- _Selected text_:
━━━━━━━━━━

No.121 Towards industrial application of advanced formal methods for cyber-physical system engineering

NII Shonan Meeting:

Shonan Village Center, November 5-8, 2018

Organizers

  • Fuyuki Ishikawa,  National Institute of Informatics,  Japan
  • Alexander Romanovsky,  Newcastle University,  UK
  • Thierry Lecomte,  ClearSy,  France

Overview

Description of the meeting

Software systems plays an increasingly critical role in the society, as well as in the real
world, as being further investigated in the emerging paradigms such as Cyber-Physical
Systems (CPS), Internet of Things (IoT), and Smart City/Office/Home. The demand for
dependability is very strong in such systems, while the difficulties in its assurance is
increasing more than ever, for example, due to the unprecedented complexity of the
systems and their environments. Creation of the theoretical foundations – specifically
based on mathematics – are instrumental for tackling the difficulties when they are
elaborated into systematic methods with engineering disciplines, i.e., formal methods.

At the same time, there have been serious discussions on how formal methods should be
or can be introduced and leveraged in the industry [1]. Myths are often cited,
representing typical kinds of “misunderstanding” such as necessity for extreme
mathematical skills [2-4]. Such perceptions, true or false, can create a sense of doubt,
distance, or even antipathy against formal methods. Even if engineers appreciate values
of formal methods, there are obstacles in their effective and efficient applications.
Typical obstacles include the initial costs of investment and education, the difficulties in
tailoring a method for the target projects, and difficulties in convincing the stakeholders
(including, the managers) in terms of various aspects such as cost-efficiency. It is worth
noting that the discussion of these issues is not limited to a specific world of formal
methods – which often provides useful exemplification of very general issues, including:
what are knowledge and skills necessary in software engineering, how technology from
the academia can be perceived and (un)accepted by the industry, and so on.

Today we have further drivers that motivate an active discussion of these issues. First,
the increasing difficulties of the emergent systems are making it necessary to rethink the
existing approaches to dependability assurance, including formal methods. Second, the
recent technical advances are changing feasibility and usages of formal methods, e.g.,
enhancement of SAT/SMT solvers, as well as the infrastructure (GPU, clouds, etc.).
Finally, most importantly, the industry has recently been achieving clear successes in
the advanced use of formal methods. ClearSy showed the feasibility of
correct-by-construction approach (obtaining the already-verified code) in their
worldwide business [5]. Amazon showed how formal methods spread from one team to
various teams [6]. Facebook embedded a formal verification tool into its agile culture
[7]. Sony FeliCa established use of formal specification as readable documents [8].
Similar examples can be found by ARM, RATP, Siemens, etc.

To address the issues above we plan a Shonan Meeting to discuss the issues around the
application of advanced formal methods in industry. We aim at promoting further
discussions on the classical but essential issues, while timely responding to the rapid
changes around software-intensive systems including the movement towards CPS. This
meeting invites leading researchers and practitioners who are actively working in the
industry or in the academia-industry collaboration.

━━━━━━━━━━

- _Supplied records_:
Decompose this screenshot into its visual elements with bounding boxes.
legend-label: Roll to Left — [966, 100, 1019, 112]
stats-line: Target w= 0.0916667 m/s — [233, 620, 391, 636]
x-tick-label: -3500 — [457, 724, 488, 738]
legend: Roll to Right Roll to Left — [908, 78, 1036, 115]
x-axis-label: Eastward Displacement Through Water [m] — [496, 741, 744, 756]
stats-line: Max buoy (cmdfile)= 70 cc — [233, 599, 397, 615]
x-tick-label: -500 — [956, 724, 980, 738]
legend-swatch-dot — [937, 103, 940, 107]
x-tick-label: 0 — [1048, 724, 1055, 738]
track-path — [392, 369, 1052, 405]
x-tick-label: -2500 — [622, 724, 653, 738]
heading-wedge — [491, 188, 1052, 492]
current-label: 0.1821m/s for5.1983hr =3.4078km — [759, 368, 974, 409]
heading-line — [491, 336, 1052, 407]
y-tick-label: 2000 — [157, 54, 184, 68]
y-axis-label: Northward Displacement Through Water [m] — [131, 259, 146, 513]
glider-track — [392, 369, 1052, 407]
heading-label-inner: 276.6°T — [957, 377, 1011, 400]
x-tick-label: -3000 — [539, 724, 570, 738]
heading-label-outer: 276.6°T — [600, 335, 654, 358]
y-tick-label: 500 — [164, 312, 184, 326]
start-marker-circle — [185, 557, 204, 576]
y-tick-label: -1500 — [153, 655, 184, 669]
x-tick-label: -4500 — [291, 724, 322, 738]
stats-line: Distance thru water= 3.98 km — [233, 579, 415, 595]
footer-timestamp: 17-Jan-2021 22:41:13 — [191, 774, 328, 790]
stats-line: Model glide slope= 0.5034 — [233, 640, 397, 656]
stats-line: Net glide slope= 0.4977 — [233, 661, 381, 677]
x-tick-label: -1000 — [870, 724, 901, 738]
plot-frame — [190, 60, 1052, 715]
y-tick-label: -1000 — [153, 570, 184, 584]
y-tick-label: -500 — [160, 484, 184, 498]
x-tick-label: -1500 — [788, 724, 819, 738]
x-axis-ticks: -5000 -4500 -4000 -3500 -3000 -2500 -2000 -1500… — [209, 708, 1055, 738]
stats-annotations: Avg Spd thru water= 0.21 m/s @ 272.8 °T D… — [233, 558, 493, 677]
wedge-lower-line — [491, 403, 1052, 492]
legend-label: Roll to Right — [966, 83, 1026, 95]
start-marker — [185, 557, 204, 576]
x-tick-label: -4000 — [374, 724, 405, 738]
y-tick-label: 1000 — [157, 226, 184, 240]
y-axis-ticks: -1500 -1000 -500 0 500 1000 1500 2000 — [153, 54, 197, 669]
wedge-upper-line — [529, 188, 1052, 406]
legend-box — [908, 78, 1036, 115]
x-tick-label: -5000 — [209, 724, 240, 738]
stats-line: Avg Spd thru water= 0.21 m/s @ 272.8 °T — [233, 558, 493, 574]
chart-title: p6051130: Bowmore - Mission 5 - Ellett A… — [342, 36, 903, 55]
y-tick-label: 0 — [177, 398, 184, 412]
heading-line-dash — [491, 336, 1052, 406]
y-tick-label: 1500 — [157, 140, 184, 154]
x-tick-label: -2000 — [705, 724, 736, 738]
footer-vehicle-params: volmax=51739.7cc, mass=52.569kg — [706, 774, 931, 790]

━━━━━━━━━━

- _Required action 1_:
Answer these three questions using the Shonan Meeting description:
(a) Which organizer is listed with Newcastle University?
(b) Where and on what dates was the meeting held?
(c) Which company embedded a formal verification tool into its agile culture?
- _Required action 2_:
Write the next part of the Shonan Meeting description, starting right after its final sentence.
You can set the records aside; they play no part here.

- _Reply 1_:
(a) Alexander Romanovsky
(b) Shonan Village Center, November 5-8, 2018
(c) Facebook

- _Reply 2_:
The meeting will involve two kinds of sessions (possibly with a special session
described below). One is presentations and targeted discussions, where each participant
presents ideas and positions that then kicks off various directions of discussions. The
organisers will ensure that these presentations are structured around specific topics. The
other is sessions consisting of intensive follow-up discussions involving mixed groups
of participants. The meeting will use a dedicated method for conducting the intensive
discussion, the current plan is to use a variation of the world café method:
http://www.theworldcafe.com/method.html. The topics will be discovered at the
meeting, though the organizers will prepare some beforehand, e.g., what advance is
required for formal methods to deal with future CPS.

As many Japanese companies are interested in leveraging formal methods, we plan to
have a special session involving participants from these companies -not only the listed
invitees for attendance through the week but more invitees who can only attend half or
one day without stay. We may instead plan the session to be held at NII, before or after
the Shonan meeting, for the convenience of the venue.

[1] D. Bjørner et al. : 40 Years of Formal Methods – Some Obstacles and Some Possibilities?, FM 2014. Singapore.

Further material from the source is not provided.